* _Document section_
Researchers will compare the culture-specific intervention with a control arm, where barbers
provide their client an evidenced-based American Cancer Society brochure on colorectal cancer
screening to understand if barbers peers using MI and culturally relevant messaging better
overcome masculinity barriers to medical care than the barber using the brochure alone.
Description:
The purpose of Dr. Rogers' research plan involves developing and pilot testing a
theory-driven, culture-specific intervention that specifically targets masculinity barriers
to medical care and colorectal cancer (CRC) uptake among African-American men (ages 45-75).
CRC is preventable as screening leads to identification and removal pre-cancerous polyps;
however, African-American men consistently have the highest CRC mortality rates across all
gender and racial/ethnic groups; and their CRC screening uptake remains low for uncertain
reason. Contributing factors are etiologically complex, yet but culture-specific masculinity
barriers to care may contribute to low CRC screening uptake among African-American men.

Document understanding data
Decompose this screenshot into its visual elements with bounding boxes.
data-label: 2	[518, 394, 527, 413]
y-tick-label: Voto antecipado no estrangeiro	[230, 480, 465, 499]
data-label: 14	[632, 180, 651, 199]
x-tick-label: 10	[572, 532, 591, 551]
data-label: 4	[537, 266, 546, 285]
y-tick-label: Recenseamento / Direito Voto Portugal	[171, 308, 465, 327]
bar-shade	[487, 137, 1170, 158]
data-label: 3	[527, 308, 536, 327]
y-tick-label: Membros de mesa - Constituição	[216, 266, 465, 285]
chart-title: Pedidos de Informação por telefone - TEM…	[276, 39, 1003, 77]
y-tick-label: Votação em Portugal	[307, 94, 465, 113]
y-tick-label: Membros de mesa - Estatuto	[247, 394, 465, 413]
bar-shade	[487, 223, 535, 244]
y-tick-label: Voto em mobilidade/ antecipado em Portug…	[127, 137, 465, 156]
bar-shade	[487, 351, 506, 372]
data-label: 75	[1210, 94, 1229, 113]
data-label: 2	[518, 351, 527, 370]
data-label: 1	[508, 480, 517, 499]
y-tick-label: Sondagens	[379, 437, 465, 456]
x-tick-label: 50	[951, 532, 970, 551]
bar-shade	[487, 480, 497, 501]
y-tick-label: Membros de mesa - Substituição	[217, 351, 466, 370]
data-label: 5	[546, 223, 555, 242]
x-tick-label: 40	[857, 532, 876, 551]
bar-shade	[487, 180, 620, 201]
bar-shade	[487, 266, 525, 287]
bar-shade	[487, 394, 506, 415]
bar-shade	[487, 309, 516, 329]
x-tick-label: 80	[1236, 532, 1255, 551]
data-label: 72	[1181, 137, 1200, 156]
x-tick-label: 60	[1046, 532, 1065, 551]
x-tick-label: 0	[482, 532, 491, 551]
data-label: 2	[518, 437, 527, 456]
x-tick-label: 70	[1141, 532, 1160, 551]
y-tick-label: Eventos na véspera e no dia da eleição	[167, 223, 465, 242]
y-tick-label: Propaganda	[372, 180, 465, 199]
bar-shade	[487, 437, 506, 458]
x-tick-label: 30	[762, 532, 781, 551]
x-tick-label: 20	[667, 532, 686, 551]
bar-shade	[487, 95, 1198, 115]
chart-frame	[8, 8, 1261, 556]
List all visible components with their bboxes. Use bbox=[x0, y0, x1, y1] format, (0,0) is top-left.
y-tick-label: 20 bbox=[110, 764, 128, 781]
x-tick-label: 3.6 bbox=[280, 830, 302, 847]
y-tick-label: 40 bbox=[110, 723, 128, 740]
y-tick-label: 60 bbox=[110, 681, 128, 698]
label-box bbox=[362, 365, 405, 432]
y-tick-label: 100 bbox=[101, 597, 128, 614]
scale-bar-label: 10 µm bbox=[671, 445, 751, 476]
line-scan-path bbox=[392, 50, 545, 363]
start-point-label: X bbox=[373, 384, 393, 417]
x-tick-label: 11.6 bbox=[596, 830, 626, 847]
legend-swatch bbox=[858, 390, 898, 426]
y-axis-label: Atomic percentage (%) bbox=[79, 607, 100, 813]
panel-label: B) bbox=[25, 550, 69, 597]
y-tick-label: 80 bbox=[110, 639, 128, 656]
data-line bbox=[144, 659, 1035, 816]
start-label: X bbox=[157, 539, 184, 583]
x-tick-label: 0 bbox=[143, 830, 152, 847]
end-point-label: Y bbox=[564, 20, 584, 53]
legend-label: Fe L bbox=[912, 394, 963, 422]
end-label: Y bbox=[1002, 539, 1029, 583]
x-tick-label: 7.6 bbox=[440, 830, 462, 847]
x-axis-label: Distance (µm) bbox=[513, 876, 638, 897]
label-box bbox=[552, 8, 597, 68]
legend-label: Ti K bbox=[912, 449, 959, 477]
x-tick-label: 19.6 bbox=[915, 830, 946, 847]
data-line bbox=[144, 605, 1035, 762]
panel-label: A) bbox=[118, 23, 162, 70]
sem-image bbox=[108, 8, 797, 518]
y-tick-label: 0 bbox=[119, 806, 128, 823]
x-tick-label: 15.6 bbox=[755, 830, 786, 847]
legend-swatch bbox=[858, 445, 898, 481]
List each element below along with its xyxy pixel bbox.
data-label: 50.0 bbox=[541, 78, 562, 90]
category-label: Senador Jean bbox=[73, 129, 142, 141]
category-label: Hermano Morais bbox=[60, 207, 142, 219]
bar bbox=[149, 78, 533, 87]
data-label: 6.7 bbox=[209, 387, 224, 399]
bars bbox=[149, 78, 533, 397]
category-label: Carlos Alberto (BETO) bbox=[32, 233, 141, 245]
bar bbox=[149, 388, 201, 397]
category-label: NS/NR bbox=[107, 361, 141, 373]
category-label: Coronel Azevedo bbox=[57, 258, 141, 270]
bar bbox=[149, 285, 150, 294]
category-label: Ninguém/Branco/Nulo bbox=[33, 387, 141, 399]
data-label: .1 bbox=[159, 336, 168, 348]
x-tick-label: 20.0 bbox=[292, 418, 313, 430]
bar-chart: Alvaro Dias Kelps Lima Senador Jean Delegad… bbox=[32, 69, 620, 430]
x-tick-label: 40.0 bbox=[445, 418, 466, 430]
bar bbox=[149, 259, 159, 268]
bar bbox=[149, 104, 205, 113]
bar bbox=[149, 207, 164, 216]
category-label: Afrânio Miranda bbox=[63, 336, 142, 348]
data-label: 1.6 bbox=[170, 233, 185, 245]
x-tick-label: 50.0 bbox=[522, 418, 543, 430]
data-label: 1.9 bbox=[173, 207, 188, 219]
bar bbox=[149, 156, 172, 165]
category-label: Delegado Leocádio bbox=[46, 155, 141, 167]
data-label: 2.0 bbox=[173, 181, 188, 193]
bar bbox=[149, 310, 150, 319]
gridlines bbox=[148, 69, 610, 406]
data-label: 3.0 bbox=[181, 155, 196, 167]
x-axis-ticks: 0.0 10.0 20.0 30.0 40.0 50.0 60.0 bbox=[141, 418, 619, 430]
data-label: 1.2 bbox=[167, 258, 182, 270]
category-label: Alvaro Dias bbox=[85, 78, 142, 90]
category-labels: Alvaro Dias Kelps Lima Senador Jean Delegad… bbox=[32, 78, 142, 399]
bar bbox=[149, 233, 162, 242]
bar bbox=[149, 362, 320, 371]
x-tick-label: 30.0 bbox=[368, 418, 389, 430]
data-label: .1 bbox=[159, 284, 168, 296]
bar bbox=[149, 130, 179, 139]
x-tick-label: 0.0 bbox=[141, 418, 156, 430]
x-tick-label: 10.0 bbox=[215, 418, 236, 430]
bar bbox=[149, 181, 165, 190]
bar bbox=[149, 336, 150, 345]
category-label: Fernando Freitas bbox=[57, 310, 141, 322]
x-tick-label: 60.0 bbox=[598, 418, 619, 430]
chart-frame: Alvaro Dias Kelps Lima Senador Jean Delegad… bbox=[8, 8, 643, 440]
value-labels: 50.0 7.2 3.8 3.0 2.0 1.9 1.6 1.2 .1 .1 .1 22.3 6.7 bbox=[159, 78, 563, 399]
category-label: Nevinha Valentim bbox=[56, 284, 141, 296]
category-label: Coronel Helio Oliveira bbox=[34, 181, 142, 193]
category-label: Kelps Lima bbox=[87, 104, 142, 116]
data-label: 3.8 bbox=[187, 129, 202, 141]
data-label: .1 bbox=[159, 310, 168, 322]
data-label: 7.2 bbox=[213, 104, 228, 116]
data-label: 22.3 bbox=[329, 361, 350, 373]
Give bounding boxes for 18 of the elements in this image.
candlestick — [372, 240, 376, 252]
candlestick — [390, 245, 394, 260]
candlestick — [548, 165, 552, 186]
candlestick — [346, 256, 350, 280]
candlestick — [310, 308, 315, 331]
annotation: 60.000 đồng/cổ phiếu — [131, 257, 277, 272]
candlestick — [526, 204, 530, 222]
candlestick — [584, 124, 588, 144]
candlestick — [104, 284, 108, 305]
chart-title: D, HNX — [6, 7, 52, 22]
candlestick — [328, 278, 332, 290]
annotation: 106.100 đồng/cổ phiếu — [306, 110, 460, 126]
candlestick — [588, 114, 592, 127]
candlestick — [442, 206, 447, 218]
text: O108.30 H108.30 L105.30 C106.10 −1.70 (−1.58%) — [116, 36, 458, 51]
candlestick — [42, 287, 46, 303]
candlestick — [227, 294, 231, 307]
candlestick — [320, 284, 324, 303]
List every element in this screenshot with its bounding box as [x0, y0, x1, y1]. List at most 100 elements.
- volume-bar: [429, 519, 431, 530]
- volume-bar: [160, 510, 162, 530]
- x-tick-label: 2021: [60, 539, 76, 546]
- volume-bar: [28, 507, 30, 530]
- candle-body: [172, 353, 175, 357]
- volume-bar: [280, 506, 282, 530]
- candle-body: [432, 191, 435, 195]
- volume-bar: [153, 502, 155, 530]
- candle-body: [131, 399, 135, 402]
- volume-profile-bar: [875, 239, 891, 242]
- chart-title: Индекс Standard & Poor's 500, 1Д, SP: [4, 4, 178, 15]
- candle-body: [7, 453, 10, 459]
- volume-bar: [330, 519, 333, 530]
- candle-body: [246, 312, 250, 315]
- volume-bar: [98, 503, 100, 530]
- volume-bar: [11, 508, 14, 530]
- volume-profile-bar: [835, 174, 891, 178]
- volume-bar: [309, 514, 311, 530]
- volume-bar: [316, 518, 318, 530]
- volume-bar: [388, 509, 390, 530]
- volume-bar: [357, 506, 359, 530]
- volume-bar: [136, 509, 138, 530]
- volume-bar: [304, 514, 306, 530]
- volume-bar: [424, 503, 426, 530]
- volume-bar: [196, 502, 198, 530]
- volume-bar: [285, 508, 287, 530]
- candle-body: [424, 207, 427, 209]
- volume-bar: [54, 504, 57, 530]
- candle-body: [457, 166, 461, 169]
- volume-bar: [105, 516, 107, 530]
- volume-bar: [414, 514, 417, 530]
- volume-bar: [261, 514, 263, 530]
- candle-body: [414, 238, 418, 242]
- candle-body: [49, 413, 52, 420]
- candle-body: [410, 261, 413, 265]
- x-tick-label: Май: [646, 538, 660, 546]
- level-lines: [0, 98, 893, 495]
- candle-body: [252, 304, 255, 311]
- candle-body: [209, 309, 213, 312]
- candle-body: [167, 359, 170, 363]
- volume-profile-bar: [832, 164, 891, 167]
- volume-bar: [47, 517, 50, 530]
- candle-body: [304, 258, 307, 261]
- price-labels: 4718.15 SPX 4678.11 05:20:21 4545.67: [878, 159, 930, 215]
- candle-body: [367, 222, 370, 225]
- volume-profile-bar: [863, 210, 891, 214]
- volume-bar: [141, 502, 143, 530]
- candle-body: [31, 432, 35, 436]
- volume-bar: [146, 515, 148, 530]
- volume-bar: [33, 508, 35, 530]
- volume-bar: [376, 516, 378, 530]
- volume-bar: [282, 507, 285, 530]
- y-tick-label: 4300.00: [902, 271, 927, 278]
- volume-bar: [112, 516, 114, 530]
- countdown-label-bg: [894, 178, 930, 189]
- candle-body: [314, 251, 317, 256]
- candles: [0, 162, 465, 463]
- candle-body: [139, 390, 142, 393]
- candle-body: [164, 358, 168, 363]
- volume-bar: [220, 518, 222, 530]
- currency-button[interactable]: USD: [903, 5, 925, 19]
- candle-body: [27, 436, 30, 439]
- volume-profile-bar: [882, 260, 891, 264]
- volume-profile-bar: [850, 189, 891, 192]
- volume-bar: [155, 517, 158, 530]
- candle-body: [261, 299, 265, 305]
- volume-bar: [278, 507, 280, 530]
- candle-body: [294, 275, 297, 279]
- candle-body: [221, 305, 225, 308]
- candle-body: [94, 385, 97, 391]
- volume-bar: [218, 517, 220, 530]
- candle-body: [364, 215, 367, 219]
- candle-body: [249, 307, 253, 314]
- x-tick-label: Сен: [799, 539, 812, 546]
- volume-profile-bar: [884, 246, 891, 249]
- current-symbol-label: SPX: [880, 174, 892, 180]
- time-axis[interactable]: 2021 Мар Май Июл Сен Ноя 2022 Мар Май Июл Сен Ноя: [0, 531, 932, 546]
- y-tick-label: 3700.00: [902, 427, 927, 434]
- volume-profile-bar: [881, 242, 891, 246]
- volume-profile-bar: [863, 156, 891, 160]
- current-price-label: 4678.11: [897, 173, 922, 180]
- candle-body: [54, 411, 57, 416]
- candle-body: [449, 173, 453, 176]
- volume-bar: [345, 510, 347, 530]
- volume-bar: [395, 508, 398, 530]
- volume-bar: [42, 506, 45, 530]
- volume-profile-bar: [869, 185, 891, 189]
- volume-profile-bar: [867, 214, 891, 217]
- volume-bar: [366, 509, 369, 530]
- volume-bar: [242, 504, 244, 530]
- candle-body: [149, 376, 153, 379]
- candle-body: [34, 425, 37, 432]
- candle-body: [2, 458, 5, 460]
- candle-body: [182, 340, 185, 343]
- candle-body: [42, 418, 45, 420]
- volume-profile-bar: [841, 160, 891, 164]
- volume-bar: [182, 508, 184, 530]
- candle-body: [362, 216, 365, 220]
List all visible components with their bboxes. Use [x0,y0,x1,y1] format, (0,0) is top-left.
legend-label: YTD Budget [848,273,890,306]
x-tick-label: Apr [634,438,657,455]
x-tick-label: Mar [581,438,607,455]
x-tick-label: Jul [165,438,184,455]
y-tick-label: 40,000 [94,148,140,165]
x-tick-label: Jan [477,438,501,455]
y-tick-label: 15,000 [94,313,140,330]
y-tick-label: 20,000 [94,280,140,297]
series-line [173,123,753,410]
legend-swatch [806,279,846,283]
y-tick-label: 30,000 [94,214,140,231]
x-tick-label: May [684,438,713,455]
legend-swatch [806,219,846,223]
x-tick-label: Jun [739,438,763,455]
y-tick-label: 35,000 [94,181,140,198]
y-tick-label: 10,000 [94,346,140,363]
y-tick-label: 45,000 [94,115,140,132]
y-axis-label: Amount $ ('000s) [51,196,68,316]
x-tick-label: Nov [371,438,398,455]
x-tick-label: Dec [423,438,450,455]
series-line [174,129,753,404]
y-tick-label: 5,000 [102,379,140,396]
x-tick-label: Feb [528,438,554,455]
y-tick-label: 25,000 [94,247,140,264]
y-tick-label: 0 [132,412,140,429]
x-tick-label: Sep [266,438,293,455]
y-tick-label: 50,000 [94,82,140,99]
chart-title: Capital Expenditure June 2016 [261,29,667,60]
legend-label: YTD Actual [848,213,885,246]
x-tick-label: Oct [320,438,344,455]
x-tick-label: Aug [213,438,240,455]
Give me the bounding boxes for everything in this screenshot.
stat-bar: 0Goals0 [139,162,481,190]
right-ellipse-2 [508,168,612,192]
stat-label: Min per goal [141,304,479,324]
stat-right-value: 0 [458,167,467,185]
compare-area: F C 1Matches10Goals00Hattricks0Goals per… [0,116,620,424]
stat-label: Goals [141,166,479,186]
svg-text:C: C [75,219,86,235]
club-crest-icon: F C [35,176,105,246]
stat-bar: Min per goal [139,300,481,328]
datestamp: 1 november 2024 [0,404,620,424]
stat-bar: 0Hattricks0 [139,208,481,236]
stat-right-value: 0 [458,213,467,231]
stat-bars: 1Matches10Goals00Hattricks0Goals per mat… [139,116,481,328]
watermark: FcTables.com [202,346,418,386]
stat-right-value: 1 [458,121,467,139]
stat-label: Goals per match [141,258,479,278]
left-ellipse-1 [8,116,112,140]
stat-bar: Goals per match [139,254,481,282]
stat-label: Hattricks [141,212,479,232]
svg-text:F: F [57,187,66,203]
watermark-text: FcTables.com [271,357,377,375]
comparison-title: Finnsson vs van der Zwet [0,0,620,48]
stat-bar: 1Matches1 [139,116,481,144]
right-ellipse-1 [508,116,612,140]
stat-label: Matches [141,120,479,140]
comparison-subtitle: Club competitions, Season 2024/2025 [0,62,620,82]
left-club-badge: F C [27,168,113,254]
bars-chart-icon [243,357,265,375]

* _Parts of the exercise_
1/ Using the colorectal cancer study description, decide whether each statement agrees with it: (a) The intervention is aimed at African-American men aged 45 to 75. (b) In the control arm, barbers hand clients an American Cancer Society brochure. (c) African-American men's colorectal cancer screening uptake is high. Answer yes or no for each, and quote the words from the colorectal cancer study description that decide it.
2/ Resume the colorectal cancer study description, continuing after its final sentence.

* _Exercise responses_
1/
(a) Yes: "among African-American men (ages 45-75)"
(b) Yes: "provide their client an evidenced-based American Cancer Society brochure on colorectal cancer screening"
(c) No: "their CRC screening uptake remains low for uncertain reason"

2/
Examining masculinity barriers to care is vital as CRC screening may challenge some cultural
role expectations and self-representations of African-American men whose tendency is to delay
help-seeking medical care. The study's specific aims are to: 1) develop, validate, and test a
culture specific measure of masculinity barriers to medical care relative to CRC screening
uptake among African-American men; and 2) develop and pilot test a theory-driven,
culture-specific intervention that targets masculinity barriers to medical care, psychosocial
factors, and CRC screening uptake among African-American men. Barbershops are historically
known as culturally appropriate and trusted venues in African-American communities, and are
critical for this research as they provide a pathway for reaching African-American men with
masculinity barriers to care who are not regularly receiving healthcare services, and in
particular, CRC screening. This study and integrated training plan well-position Dr. Rogers
to launch an independent investigator career focused on informing culture-specific
interventions to eliminate cancer inequities among African-American men.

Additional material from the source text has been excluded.